◆ Task brief: Every line below is to be copied exactly, with the pictures left out.

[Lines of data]
· · · ·
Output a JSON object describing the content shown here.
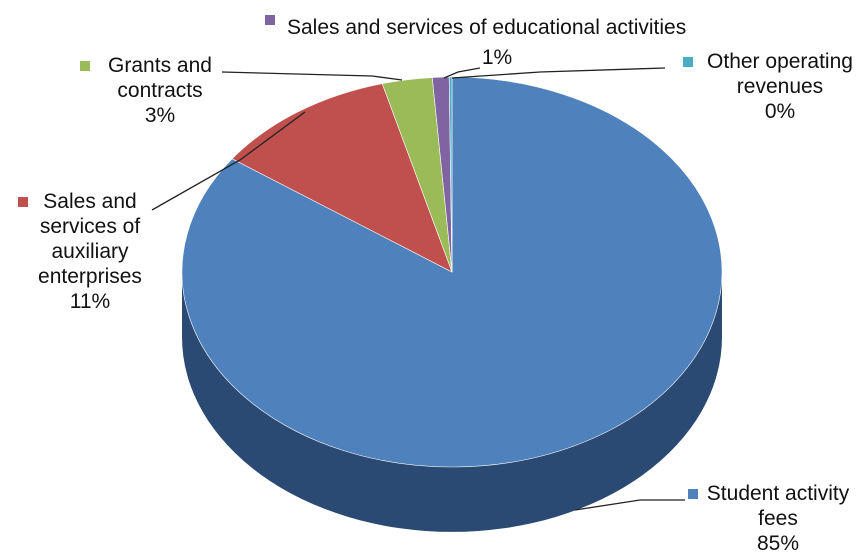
{
  "chart_data": {
    "type": "pie",
    "style": "3d",
    "title": "",
    "slices": [
      {
        "name": "Student activity fees",
        "value": 85,
        "label_lines": [
          "Student activity",
          "fees",
          "85%"
        ],
        "color": "#4F81BD",
        "side_color": "#2B4A73"
      },
      {
        "name": "Sales and services of auxiliary enterprises",
        "value": 11,
        "label_lines": [
          "Sales and",
          "services of",
          "auxiliary",
          "enterprises",
          "11%"
        ],
        "color": "#C0504D",
        "side_color": "#7A2F2D"
      },
      {
        "name": "Grants and contracts",
        "value": 3,
        "label_lines": [
          "Grants and",
          "contracts",
          "3%"
        ],
        "color": "#9BBB59",
        "side_color": "#5E7535"
      },
      {
        "name": "Sales and services of educational activities",
        "value": 1,
        "label_lines": [
          "Sales and services of educational activities",
          "1%"
        ],
        "color": "#8064A2",
        "side_color": "#4D3C63"
      },
      {
        "name": "Other operating revenues",
        "value": 0,
        "label_lines": [
          "Other operating",
          "revenues",
          "0%"
        ],
        "color": "#4BACC6",
        "side_color": "#2C6878"
      }
    ]
  }
}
· · · ·
◆ Written solution:
Output a JSON object describing the content shown here.
{
  "chart_data": {
    "type": "pie",
    "style": "3d",
    "title": "",
    "slices": [
      {
        "name": "Student activity fees",
        "value": 85,
        "label_lines": [
          "Student activity",
          "fees",
          "85%"
        ],
        "color": "#4F81BD",
        "side_color": "#2B4A73"
      },
      {
        "name": "Sales and services of auxiliary enterprises",
        "value": 11,
        "label_lines": [
          "Sales and",
          "services of",
          "auxiliary",
          "enterprises",
          "11%"
        ],
        "color": "#C0504D",
        "side_color": "#7A2F2D"
      },
      {
        "name": "Grants and contracts",
        "value": 3,
        "label_lines": [
          "Grants and",
          "contracts",
          "3%"
        ],
        "color": "#9BBB59",
        "side_color": "#5E7535"
      },
      {
        "name": "Sales and services of educational activities",
        "value": 1,
        "label_lines": [
          "Sales and services of educational activities",
          "1%"
        ],
        "color": "#8064A2",
        "side_color": "#4D3C63"
      },
      {
        "name": "Other operating revenues",
        "value": 0,
        "label_lines": [
          "Other operating",
          "revenues",
          "0%"
        ],
        "color": "#4BACC6",
        "side_color": "#2C6878"
      }
    ]
  }
}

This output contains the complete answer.